* **WHAT YOU NEED TO DO**:
What follows is a listing; give it again exactly, in its entirety.

################

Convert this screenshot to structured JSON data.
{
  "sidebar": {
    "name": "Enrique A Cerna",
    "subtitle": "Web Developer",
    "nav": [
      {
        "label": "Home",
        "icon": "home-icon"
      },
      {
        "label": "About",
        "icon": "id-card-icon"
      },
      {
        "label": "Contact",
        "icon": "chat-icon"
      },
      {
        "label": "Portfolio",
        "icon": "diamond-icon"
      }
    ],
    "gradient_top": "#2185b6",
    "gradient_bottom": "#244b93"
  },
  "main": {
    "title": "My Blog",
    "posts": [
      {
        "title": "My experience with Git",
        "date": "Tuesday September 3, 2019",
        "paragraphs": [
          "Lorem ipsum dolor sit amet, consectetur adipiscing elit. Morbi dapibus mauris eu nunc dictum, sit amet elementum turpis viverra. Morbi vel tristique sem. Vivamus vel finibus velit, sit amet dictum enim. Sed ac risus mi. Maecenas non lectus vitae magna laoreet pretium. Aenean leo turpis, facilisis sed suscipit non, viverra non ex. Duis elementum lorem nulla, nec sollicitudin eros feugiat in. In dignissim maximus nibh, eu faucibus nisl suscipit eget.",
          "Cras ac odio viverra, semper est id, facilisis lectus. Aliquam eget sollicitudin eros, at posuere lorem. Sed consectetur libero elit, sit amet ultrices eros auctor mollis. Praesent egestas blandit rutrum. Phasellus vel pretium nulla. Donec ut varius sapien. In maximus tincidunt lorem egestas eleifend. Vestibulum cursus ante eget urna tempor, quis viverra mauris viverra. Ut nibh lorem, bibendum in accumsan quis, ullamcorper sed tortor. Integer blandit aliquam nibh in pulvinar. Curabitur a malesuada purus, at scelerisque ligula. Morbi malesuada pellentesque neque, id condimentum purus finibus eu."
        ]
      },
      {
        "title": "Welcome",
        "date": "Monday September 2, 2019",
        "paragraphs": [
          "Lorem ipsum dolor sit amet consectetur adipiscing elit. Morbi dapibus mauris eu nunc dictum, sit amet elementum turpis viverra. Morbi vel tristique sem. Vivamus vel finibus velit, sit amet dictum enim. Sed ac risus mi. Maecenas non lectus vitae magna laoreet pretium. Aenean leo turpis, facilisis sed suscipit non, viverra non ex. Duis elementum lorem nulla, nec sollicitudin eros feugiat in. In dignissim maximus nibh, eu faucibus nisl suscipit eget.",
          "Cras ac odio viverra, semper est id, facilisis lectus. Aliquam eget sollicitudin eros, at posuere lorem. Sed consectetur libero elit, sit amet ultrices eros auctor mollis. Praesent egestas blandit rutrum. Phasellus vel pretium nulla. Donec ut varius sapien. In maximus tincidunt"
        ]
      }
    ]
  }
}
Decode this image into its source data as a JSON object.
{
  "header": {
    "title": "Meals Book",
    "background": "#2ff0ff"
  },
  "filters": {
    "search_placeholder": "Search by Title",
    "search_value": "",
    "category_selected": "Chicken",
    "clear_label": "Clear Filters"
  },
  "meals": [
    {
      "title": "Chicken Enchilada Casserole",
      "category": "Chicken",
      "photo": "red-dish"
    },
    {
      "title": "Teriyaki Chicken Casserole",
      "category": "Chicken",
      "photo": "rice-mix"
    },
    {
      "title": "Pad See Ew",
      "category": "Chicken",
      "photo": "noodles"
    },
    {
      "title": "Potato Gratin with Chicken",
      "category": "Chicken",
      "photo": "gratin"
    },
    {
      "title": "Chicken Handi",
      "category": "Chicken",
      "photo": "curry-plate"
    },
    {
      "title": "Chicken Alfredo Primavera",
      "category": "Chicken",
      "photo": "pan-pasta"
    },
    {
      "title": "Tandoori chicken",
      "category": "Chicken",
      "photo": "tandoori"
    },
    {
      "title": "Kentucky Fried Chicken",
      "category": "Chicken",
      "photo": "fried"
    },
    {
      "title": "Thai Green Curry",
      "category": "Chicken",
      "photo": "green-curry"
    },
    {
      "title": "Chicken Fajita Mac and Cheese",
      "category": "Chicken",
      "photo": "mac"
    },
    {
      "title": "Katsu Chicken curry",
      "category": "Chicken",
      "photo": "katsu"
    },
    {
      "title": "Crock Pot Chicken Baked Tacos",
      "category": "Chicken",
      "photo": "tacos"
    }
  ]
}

################

* **EXPECTED OUTPUT**:
Convert this screenshot to structured JSON data.
{
  "sidebar": {
    "name": "Enrique A Cerna",
    "subtitle": "Web Developer",
    "nav": [
      {
        "label": "Home",
        "icon": "home-icon"
      },
      {
        "label": "About",
        "icon": "id-card-icon"
      },
      {
        "label": "Contact",
        "icon": "chat-icon"
      },
      {
        "label": "Portfolio",
        "icon": "diamond-icon"
      }
    ],
    "gradient_top": "#2185b6",
    "gradient_bottom": "#244b93"
  },
  "main": {
    "title": "My Blog",
    "posts": [
      {
        "title": "My experience with Git",
        "date": "Tuesday September 3, 2019",
        "paragraphs": [
          "Lorem ipsum dolor sit amet, consectetur adipiscing elit. Morbi dapibus mauris eu nunc dictum, sit amet elementum turpis viverra. Morbi vel tristique sem. Vivamus vel finibus velit, sit amet dictum enim. Sed ac risus mi. Maecenas non lectus vitae magna laoreet pretium. Aenean leo turpis, facilisis sed suscipit non, viverra non ex. Duis elementum lorem nulla, nec sollicitudin eros feugiat in. In dignissim maximus nibh, eu faucibus nisl suscipit eget.",
          "Cras ac odio viverra, semper est id, facilisis lectus. Aliquam eget sollicitudin eros, at posuere lorem. Sed consectetur libero elit, sit amet ultrices eros auctor mollis. Praesent egestas blandit rutrum. Phasellus vel pretium nulla. Donec ut varius sapien. In maximus tincidunt lorem egestas eleifend. Vestibulum cursus ante eget urna tempor, quis viverra mauris viverra. Ut nibh lorem, bibendum in accumsan quis, ullamcorper sed tortor. Integer blandit aliquam nibh in pulvinar. Curabitur a malesuada purus, at scelerisque ligula. Morbi malesuada pellentesque neque, id condimentum purus finibus eu."
        ]
      },
      {
        "title": "Welcome",
        "date": "Monday September 2, 2019",
        "paragraphs": [
          "Lorem ipsum dolor sit amet consectetur adipiscing elit. Morbi dapibus mauris eu nunc dictum, sit amet elementum turpis viverra. Morbi vel tristique sem. Vivamus vel finibus velit, sit amet dictum enim. Sed ac risus mi. Maecenas non lectus vitae magna laoreet pretium. Aenean leo turpis, facilisis sed suscipit non, viverra non ex. Duis elementum lorem nulla, nec sollicitudin eros feugiat in. In dignissim maximus nibh, eu faucibus nisl suscipit eget.",
          "Cras ac odio viverra, semper est id, facilisis lectus. Aliquam eget sollicitudin eros, at posuere lorem. Sed consectetur libero elit, sit amet ultrices eros auctor mollis. Praesent egestas blandit rutrum. Phasellus vel pretium nulla. Donec ut varius sapien. In maximus tincidunt"
        ]
      }
    ]
  }
}
Decode this image into its source data as a JSON object.
{
  "header": {
    "title": "Meals Book",
    "background": "#2ff0ff"
  },
  "filters": {
    "search_placeholder": "Search by Title",
    "search_value": "",
    "category_selected": "Chicken",
    "clear_label": "Clear Filters"
  },
  "meals": [
    {
      "title": "Chicken Enchilada Casserole",
      "category": "Chicken",
      "photo": "red-dish"
    },
    {
      "title": "Teriyaki Chicken Casserole",
      "category": "Chicken",
      "photo": "rice-mix"
    },
    {
      "title": "Pad See Ew",
      "category": "Chicken",
      "photo": "noodles"
    },
    {
      "title": "Potato Gratin with Chicken",
      "category": "Chicken",
      "photo": "gratin"
    },
    {
      "title": "Chicken Handi",
      "category": "Chicken",
      "photo": "curry-plate"
    },
    {
      "title": "Chicken Alfredo Primavera",
      "category": "Chicken",
      "photo": "pan-pasta"
    },
    {
      "title": "Tandoori chicken",
      "category": "Chicken",
      "photo": "tandoori"
    },
    {
      "title": "Kentucky Fried Chicken",
      "category": "Chicken",
      "photo": "fried"
    },
    {
      "title": "Thai Green Curry",
      "category": "Chicken",
      "photo": "green-curry"
    },
    {
      "title": "Chicken Fajita Mac and Cheese",
      "category": "Chicken",
      "photo": "mac"
    },
    {
      "title": "Katsu Chicken curry",
      "category": "Chicken",
      "photo": "katsu"
    },
    {
      "title": "Crock Pot Chicken Baked Tacos",
      "category": "Chicken",
      "photo": "tacos"
    }
  ]
}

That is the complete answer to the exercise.